▸ Your task: Repeat every entry word for word, skipping the pictures.

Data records
# # #

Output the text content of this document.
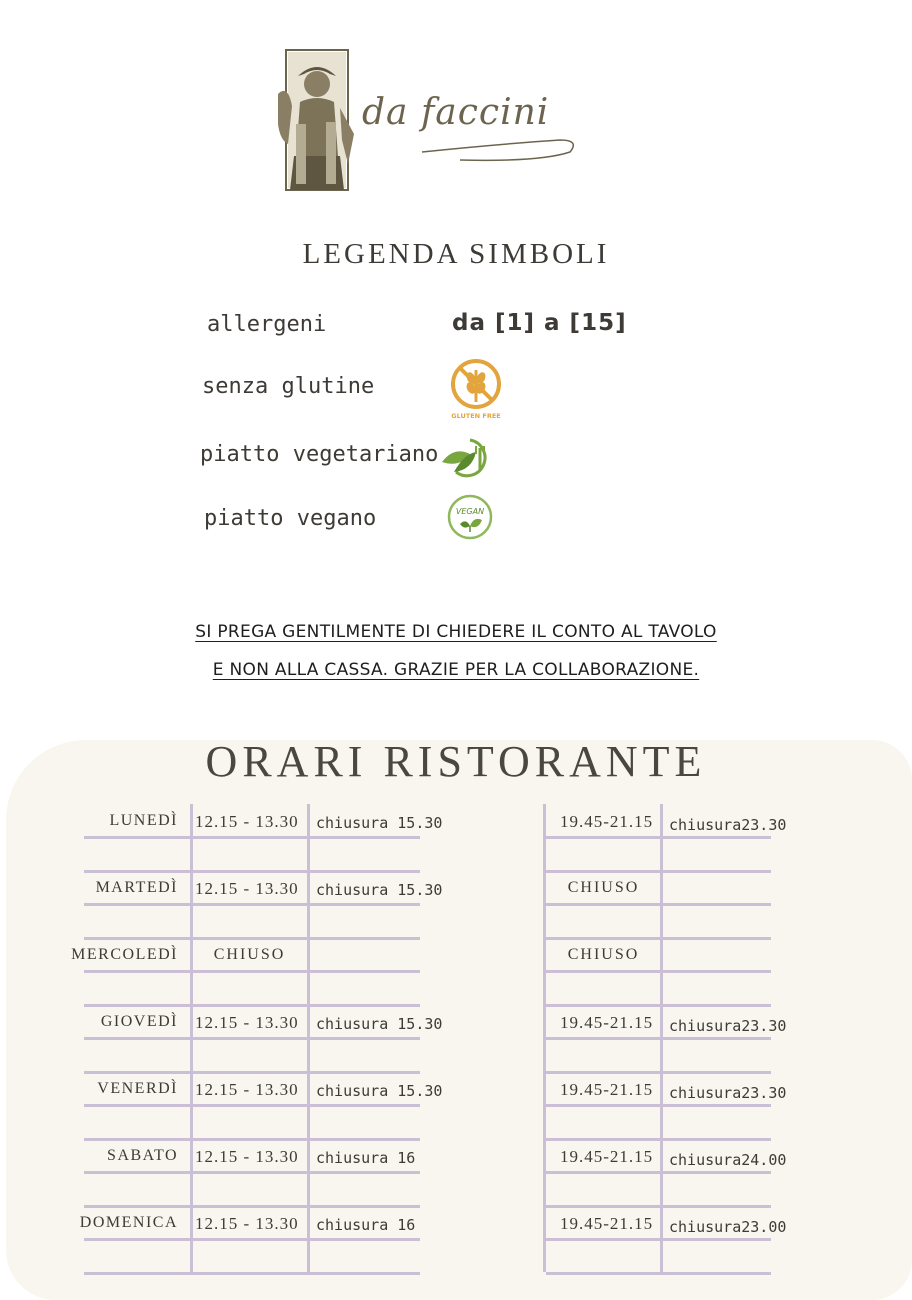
da faccini
LEGENDA SIMBOLI
allergeni	da [1] a [15]
senza glutine
GLUTEN FREE
piatto vegetariano
piatto vegano	VEGAN
SI PREGA GENTILMENTE DI CHIEDERE IL CONTO AL TAVOLO
E NON ALLA CASSA. GRAZIE PER LA COLLABORAZIONE.
ORARI RISTORANTE
LUNEDÌ 12.15 - 13.30	chiusura 15.30	19.45-21.15	chiusura23.30
MARTEDÌ 12.15 - 13.30	chiusura 15.30	CHIUSO
MERCOLEDÌ	CHIUSO	CHIUSO
GIOVEDÌ 12.15 - 13.30	chiusura 15.30	19.45-21.15	chiusura23.30
VENERDÌ 12.15 - 13.30	chiusura 15.30	19.45-21.15	chiusura23.30
SABATO 12.15 - 13.30	chiusura 16	19.45-21.15	chiusura24.00
DOMENICA 12.15 - 13.30	chiusura 16	19.45-21.15	chiusura23.00
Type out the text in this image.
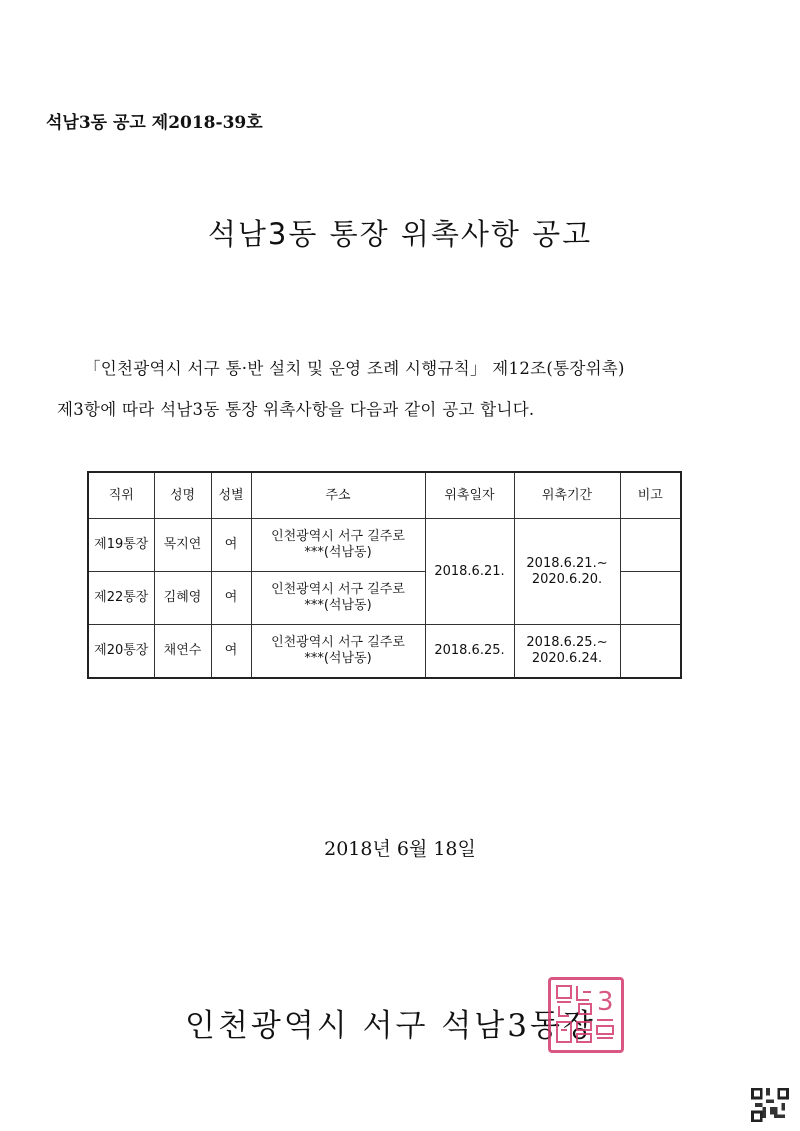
석남3동 공고 제2018-39호
석남3동 통장 위촉사항 공고
「인천광역시 서구 통·반 설치 및 운영 조례 시행규칙」 제12조(통장위촉)
제3항에 따라 석남3동 통장 위촉사항을 다음과 같이 공고 합니다.
직위	성명	성별	주소	위촉일자	위촉기간	비고
제19통장	목지연	여	인천광역시 서구 길주로
***(석남동)	2018.6.21.	2018.6.21.~
2020.6.20.	
제22통장	김혜영	여	인천광역시 서구 길주로
***(석남동)			
제20통장	채연수	여	인천광역시 서구 길주로
***(석남동)	2018.6.25.	2018.6.25.~
2020.6.24.	
2018년 6월 18일
인천광역시 서구 석남3동장
3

# # #

▸ Final result:
Output the text content of this document.
da faccini
LEGENDA SIMBOLI
allergeni	da [1] a [15]
senza glutine
GLUTEN FREE
piatto vegetariano
piatto vegano	VEGAN
SI PREGA GENTILMENTE DI CHIEDERE IL CONTO AL TAVOLO
E NON ALLA CASSA. GRAZIE PER LA COLLABORAZIONE.
ORARI RISTORANTE
LUNEDÌ 12.15 - 13.30	chiusura 15.30	19.45-21.15	chiusura23.30
MARTEDÌ 12.15 - 13.30	chiusura 15.30	CHIUSO
MERCOLEDÌ	CHIUSO	CHIUSO
GIOVEDÌ 12.15 - 13.30	chiusura 15.30	19.45-21.15	chiusura23.30
VENERDÌ 12.15 - 13.30	chiusura 15.30	19.45-21.15	chiusura23.30
SABATO 12.15 - 13.30	chiusura 16	19.45-21.15	chiusura24.00
DOMENICA 12.15 - 13.30	chiusura 16	19.45-21.15	chiusura23.00
Type out the text in this image.
석남3동 공고 제2018-39호
석남3동 통장 위촉사항 공고
「인천광역시 서구 통·반 설치 및 운영 조례 시행규칙」 제12조(통장위촉)
제3항에 따라 석남3동 통장 위촉사항을 다음과 같이 공고 합니다.
직위	성명	성별	주소	위촉일자	위촉기간	비고
제19통장	목지연	여	인천광역시 서구 길주로
***(석남동)	2018.6.21.	2018.6.21.~
2020.6.20.	
제22통장	김혜영	여	인천광역시 서구 길주로
***(석남동)			
제20통장	채연수	여	인천광역시 서구 길주로
***(석남동)	2018.6.25.	2018.6.25.~
2020.6.24.	
2018년 6월 18일
인천광역시 서구 석남3동장
3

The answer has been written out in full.